> Your goal
Word for word, restate every line of the material.

> Supplied entries
++++++++++++++++++++
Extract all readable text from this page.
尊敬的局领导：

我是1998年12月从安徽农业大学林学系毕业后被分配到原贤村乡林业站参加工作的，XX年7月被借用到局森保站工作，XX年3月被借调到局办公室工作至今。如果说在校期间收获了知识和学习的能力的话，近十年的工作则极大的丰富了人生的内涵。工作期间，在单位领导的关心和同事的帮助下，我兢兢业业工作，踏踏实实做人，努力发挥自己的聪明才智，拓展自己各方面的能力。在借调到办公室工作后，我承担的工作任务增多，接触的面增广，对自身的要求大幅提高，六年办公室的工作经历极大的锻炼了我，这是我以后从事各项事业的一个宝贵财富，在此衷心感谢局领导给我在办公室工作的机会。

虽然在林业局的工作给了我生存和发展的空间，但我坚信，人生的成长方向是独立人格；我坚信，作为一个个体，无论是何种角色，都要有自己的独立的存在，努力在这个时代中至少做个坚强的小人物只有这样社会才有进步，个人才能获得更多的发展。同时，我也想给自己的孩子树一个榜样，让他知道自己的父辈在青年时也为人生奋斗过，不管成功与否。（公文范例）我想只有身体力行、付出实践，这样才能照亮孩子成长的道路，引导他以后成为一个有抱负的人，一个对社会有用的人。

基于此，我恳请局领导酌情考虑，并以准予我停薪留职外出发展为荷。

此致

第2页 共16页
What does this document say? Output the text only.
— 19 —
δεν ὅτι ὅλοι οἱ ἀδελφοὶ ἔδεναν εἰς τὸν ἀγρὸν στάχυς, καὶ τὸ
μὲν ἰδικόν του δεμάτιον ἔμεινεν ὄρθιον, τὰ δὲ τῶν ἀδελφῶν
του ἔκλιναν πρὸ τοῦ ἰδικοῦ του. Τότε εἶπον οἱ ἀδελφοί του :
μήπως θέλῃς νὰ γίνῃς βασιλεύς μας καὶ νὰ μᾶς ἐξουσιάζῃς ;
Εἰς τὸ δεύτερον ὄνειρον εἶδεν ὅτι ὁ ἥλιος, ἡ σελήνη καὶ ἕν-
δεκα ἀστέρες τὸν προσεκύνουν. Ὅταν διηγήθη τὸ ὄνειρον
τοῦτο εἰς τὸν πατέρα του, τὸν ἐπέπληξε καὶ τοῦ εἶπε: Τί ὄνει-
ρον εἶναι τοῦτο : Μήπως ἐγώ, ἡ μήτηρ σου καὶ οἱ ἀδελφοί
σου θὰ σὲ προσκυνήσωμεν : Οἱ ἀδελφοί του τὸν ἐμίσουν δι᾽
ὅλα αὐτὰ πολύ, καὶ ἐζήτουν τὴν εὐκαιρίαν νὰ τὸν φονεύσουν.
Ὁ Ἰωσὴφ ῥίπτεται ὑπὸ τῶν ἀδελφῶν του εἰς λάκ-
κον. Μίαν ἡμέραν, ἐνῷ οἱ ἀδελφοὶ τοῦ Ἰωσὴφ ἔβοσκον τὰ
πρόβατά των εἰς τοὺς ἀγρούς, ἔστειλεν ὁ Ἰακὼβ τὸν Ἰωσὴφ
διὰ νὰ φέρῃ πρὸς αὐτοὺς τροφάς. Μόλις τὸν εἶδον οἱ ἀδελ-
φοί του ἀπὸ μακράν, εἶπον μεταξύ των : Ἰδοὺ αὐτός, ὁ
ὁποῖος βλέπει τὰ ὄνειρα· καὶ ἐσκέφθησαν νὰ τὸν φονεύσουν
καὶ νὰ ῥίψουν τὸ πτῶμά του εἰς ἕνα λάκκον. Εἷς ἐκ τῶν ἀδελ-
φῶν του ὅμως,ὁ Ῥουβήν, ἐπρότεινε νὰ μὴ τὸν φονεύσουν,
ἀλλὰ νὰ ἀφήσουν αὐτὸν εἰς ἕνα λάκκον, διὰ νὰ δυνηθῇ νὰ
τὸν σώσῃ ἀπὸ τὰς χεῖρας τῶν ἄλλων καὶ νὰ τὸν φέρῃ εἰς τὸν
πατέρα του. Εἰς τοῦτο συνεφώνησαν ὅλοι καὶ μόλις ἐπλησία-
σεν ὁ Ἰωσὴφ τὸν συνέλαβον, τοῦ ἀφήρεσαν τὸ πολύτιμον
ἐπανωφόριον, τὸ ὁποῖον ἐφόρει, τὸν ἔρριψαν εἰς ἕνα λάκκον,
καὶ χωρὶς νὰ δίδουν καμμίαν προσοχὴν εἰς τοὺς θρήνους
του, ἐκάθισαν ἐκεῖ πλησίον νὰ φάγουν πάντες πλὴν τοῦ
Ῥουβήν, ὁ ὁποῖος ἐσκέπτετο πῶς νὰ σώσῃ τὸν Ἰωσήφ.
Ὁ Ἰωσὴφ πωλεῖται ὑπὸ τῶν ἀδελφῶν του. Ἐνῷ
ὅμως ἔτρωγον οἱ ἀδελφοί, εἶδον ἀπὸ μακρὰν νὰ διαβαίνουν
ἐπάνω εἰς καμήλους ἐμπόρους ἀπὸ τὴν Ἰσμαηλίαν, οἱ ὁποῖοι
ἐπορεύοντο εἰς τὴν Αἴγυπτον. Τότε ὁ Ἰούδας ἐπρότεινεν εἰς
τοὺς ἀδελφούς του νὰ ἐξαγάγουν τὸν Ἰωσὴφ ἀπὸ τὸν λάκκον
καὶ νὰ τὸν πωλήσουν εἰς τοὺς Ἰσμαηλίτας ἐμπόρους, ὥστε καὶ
++++++++++++++++++++
> Exercise response
Extract all readable text from this page.
尊敬的局领导：

我是1998年12月从安徽农业大学林学系毕业后被分配到原贤村乡林业站参加工作的，XX年7月被借用到局森保站工作，XX年3月被借调到局办公室工作至今。如果说在校期间收获了知识和学习的能力的话，近十年的工作则极大的丰富了人生的内涵。工作期间，在单位领导的关心和同事的帮助下，我兢兢业业工作，踏踏实实做人，努力发挥自己的聪明才智，拓展自己各方面的能力。在借调到办公室工作后，我承担的工作任务增多，接触的面增广，对自身的要求大幅提高，六年办公室的工作经历极大的锻炼了我，这是我以后从事各项事业的一个宝贵财富，在此衷心感谢局领导给我在办公室工作的机会。

虽然在林业局的工作给了我生存和发展的空间，但我坚信，人生的成长方向是独立人格；我坚信，作为一个个体，无论是何种角色，都要有自己的独立的存在，努力在这个时代中至少做个坚强的小人物只有这样社会才有进步，个人才能获得更多的发展。同时，我也想给自己的孩子树一个榜样，让他知道自己的父辈在青年时也为人生奋斗过，不管成功与否。（公文范例）我想只有身体力行、付出实践，这样才能照亮孩子成长的道路，引导他以后成为一个有抱负的人，一个对社会有用的人。

基于此，我恳请局领导酌情考虑，并以准予我停薪留职外出发展为荷。

此致

第2页 共16页
What does this document say? Output the text only.
— 19 —
δεν ὅτι ὅλοι οἱ ἀδελφοὶ ἔδεναν εἰς τὸν ἀγρὸν στάχυς, καὶ τὸ
μὲν ἰδικόν του δεμάτιον ἔμεινεν ὄρθιον, τὰ δὲ τῶν ἀδελφῶν
του ἔκλιναν πρὸ τοῦ ἰδικοῦ του. Τότε εἶπον οἱ ἀδελφοί του :
μήπως θέλῃς νὰ γίνῃς βασιλεύς μας καὶ νὰ μᾶς ἐξουσιάζῃς ;
Εἰς τὸ δεύτερον ὄνειρον εἶδεν ὅτι ὁ ἥλιος, ἡ σελήνη καὶ ἕν-
δεκα ἀστέρες τὸν προσεκύνουν. Ὅταν διηγήθη τὸ ὄνειρον
τοῦτο εἰς τὸν πατέρα του, τὸν ἐπέπληξε καὶ τοῦ εἶπε: Τί ὄνει-
ρον εἶναι τοῦτο : Μήπως ἐγώ, ἡ μήτηρ σου καὶ οἱ ἀδελφοί
σου θὰ σὲ προσκυνήσωμεν : Οἱ ἀδελφοί του τὸν ἐμίσουν δι᾽
ὅλα αὐτὰ πολύ, καὶ ἐζήτουν τὴν εὐκαιρίαν νὰ τὸν φονεύσουν.
Ὁ Ἰωσὴφ ῥίπτεται ὑπὸ τῶν ἀδελφῶν του εἰς λάκ-
κον. Μίαν ἡμέραν, ἐνῷ οἱ ἀδελφοὶ τοῦ Ἰωσὴφ ἔβοσκον τὰ
πρόβατά των εἰς τοὺς ἀγρούς, ἔστειλεν ὁ Ἰακὼβ τὸν Ἰωσὴφ
διὰ νὰ φέρῃ πρὸς αὐτοὺς τροφάς. Μόλις τὸν εἶδον οἱ ἀδελ-
φοί του ἀπὸ μακράν, εἶπον μεταξύ των : Ἰδοὺ αὐτός, ὁ
ὁποῖος βλέπει τὰ ὄνειρα· καὶ ἐσκέφθησαν νὰ τὸν φονεύσουν
καὶ νὰ ῥίψουν τὸ πτῶμά του εἰς ἕνα λάκκον. Εἷς ἐκ τῶν ἀδελ-
φῶν του ὅμως,ὁ Ῥουβήν, ἐπρότεινε νὰ μὴ τὸν φονεύσουν,
ἀλλὰ νὰ ἀφήσουν αὐτὸν εἰς ἕνα λάκκον, διὰ νὰ δυνηθῇ νὰ
τὸν σώσῃ ἀπὸ τὰς χεῖρας τῶν ἄλλων καὶ νὰ τὸν φέρῃ εἰς τὸν
πατέρα του. Εἰς τοῦτο συνεφώνησαν ὅλοι καὶ μόλις ἐπλησία-
σεν ὁ Ἰωσὴφ τὸν συνέλαβον, τοῦ ἀφήρεσαν τὸ πολύτιμον
ἐπανωφόριον, τὸ ὁποῖον ἐφόρει, τὸν ἔρριψαν εἰς ἕνα λάκκον,
καὶ χωρὶς νὰ δίδουν καμμίαν προσοχὴν εἰς τοὺς θρήνους
του, ἐκάθισαν ἐκεῖ πλησίον νὰ φάγουν πάντες πλὴν τοῦ
Ῥουβήν, ὁ ὁποῖος ἐσκέπτετο πῶς νὰ σώσῃ τὸν Ἰωσήφ.
Ὁ Ἰωσὴφ πωλεῖται ὑπὸ τῶν ἀδελφῶν του. Ἐνῷ
ὅμως ἔτρωγον οἱ ἀδελφοί, εἶδον ἀπὸ μακρὰν νὰ διαβαίνουν
ἐπάνω εἰς καμήλους ἐμπόρους ἀπὸ τὴν Ἰσμαηλίαν, οἱ ὁποῖοι
ἐπορεύοντο εἰς τὴν Αἴγυπτον. Τότε ὁ Ἰούδας ἐπρότεινεν εἰς
τοὺς ἀδελφούς του νὰ ἐξαγάγουν τὸν Ἰωσὴφ ἀπὸ τὸν λάκκον
καὶ νὰ τὸν πωλήσουν εἰς τοὺς Ἰσμαηλίτας ἐμπόρους, ὥστε καὶ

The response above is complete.